> _TO BE DONE_
All material below is to be reproduced exactly.

> _Records from a dataset_
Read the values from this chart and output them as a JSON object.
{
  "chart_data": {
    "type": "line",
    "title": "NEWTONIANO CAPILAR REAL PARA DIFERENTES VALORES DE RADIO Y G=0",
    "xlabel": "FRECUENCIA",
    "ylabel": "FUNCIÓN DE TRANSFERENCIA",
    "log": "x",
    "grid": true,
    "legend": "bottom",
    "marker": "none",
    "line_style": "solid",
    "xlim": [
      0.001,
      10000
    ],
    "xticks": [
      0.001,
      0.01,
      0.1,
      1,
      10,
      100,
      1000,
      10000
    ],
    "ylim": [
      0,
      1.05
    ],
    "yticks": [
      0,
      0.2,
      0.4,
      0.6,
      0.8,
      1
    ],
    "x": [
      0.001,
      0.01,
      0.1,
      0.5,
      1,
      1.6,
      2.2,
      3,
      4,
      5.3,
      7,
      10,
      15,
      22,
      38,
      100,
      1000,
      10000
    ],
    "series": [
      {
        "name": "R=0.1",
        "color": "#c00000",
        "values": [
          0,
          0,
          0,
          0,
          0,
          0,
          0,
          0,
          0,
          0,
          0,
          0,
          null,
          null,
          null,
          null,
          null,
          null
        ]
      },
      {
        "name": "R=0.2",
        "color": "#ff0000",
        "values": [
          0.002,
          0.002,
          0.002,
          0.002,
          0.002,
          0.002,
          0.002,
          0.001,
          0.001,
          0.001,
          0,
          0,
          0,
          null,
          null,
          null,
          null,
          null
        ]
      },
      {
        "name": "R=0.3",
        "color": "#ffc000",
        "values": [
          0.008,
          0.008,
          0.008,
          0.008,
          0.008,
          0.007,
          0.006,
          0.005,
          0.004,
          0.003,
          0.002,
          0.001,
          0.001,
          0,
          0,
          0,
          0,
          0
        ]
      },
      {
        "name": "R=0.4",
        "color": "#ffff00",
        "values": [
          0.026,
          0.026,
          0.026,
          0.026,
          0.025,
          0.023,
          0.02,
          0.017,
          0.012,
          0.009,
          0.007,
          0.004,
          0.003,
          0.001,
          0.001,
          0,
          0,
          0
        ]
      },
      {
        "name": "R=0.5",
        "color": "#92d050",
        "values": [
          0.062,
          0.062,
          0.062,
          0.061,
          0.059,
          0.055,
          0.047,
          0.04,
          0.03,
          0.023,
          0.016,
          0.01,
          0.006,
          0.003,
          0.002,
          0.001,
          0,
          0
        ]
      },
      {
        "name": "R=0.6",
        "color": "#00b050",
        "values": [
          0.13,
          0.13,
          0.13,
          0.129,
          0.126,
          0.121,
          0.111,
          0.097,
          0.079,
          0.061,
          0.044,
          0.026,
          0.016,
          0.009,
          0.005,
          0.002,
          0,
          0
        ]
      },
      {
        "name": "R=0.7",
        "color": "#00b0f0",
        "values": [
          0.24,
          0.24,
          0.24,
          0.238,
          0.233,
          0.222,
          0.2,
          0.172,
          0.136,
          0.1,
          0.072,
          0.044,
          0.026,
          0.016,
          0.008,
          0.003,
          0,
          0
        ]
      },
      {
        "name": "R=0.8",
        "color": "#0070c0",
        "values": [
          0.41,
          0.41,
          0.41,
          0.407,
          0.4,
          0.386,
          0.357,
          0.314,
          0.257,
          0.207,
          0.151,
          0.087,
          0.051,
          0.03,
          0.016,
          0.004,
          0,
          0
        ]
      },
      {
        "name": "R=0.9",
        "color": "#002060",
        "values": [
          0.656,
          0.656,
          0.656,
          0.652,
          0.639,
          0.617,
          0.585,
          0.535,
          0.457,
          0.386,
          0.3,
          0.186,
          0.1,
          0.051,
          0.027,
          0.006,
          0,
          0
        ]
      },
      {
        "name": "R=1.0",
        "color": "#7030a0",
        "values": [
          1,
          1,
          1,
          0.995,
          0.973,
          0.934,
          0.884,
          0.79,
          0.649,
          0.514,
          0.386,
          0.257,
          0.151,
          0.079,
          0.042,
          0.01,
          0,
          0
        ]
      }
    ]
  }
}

> _EXERCISE RESPONSE_
Read the values from this chart and output them as a JSON object.
{
  "chart_data": {
    "type": "line",
    "title": "NEWTONIANO CAPILAR REAL PARA DIFERENTES VALORES DE RADIO Y G=0",
    "xlabel": "FRECUENCIA",
    "ylabel": "FUNCIÓN DE TRANSFERENCIA",
    "log": "x",
    "grid": true,
    "legend": "bottom",
    "marker": "none",
    "line_style": "solid",
    "xlim": [
      0.001,
      10000
    ],
    "xticks": [
      0.001,
      0.01,
      0.1,
      1,
      10,
      100,
      1000,
      10000
    ],
    "ylim": [
      0,
      1.05
    ],
    "yticks": [
      0,
      0.2,
      0.4,
      0.6,
      0.8,
      1
    ],
    "x": [
      0.001,
      0.01,
      0.1,
      0.5,
      1,
      1.6,
      2.2,
      3,
      4,
      5.3,
      7,
      10,
      15,
      22,
      38,
      100,
      1000,
      10000
    ],
    "series": [
      {
        "name": "R=0.1",
        "color": "#c00000",
        "values": [
          0,
          0,
          0,
          0,
          0,
          0,
          0,
          0,
          0,
          0,
          0,
          0,
          null,
          null,
          null,
          null,
          null,
          null
        ]
      },
      {
        "name": "R=0.2",
        "color": "#ff0000",
        "values": [
          0.002,
          0.002,
          0.002,
          0.002,
          0.002,
          0.002,
          0.002,
          0.001,
          0.001,
          0.001,
          0,
          0,
          0,
          null,
          null,
          null,
          null,
          null
        ]
      },
      {
        "name": "R=0.3",
        "color": "#ffc000",
        "values": [
          0.008,
          0.008,
          0.008,
          0.008,
          0.008,
          0.007,
          0.006,
          0.005,
          0.004,
          0.003,
          0.002,
          0.001,
          0.001,
          0,
          0,
          0,
          0,
          0
        ]
      },
      {
        "name": "R=0.4",
        "color": "#ffff00",
        "values": [
          0.026,
          0.026,
          0.026,
          0.026,
          0.025,
          0.023,
          0.02,
          0.017,
          0.012,
          0.009,
          0.007,
          0.004,
          0.003,
          0.001,
          0.001,
          0,
          0,
          0
        ]
      },
      {
        "name": "R=0.5",
        "color": "#92d050",
        "values": [
          0.062,
          0.062,
          0.062,
          0.061,
          0.059,
          0.055,
          0.047,
          0.04,
          0.03,
          0.023,
          0.016,
          0.01,
          0.006,
          0.003,
          0.002,
          0.001,
          0,
          0
        ]
      },
      {
        "name": "R=0.6",
        "color": "#00b050",
        "values": [
          0.13,
          0.13,
          0.13,
          0.129,
          0.126,
          0.121,
          0.111,
          0.097,
          0.079,
          0.061,
          0.044,
          0.026,
          0.016,
          0.009,
          0.005,
          0.002,
          0,
          0
        ]
      },
      {
        "name": "R=0.7",
        "color": "#00b0f0",
        "values": [
          0.24,
          0.24,
          0.24,
          0.238,
          0.233,
          0.222,
          0.2,
          0.172,
          0.136,
          0.1,
          0.072,
          0.044,
          0.026,
          0.016,
          0.008,
          0.003,
          0,
          0
        ]
      },
      {
        "name": "R=0.8",
        "color": "#0070c0",
        "values": [
          0.41,
          0.41,
          0.41,
          0.407,
          0.4,
          0.386,
          0.357,
          0.314,
          0.257,
          0.207,
          0.151,
          0.087,
          0.051,
          0.03,
          0.016,
          0.004,
          0,
          0
        ]
      },
      {
        "name": "R=0.9",
        "color": "#002060",
        "values": [
          0.656,
          0.656,
          0.656,
          0.652,
          0.639,
          0.617,
          0.585,
          0.535,
          0.457,
          0.386,
          0.3,
          0.186,
          0.1,
          0.051,
          0.027,
          0.006,
          0,
          0
        ]
      },
      {
        "name": "R=1.0",
        "color": "#7030a0",
        "values": [
          1,
          1,
          1,
          0.995,
          0.973,
          0.934,
          0.884,
          0.79,
          0.649,
          0.514,
          0.386,
          0.257,
          0.151,
          0.079,
          0.042,
          0.01,
          0,
          0
        ]
      }
    ]
  }
}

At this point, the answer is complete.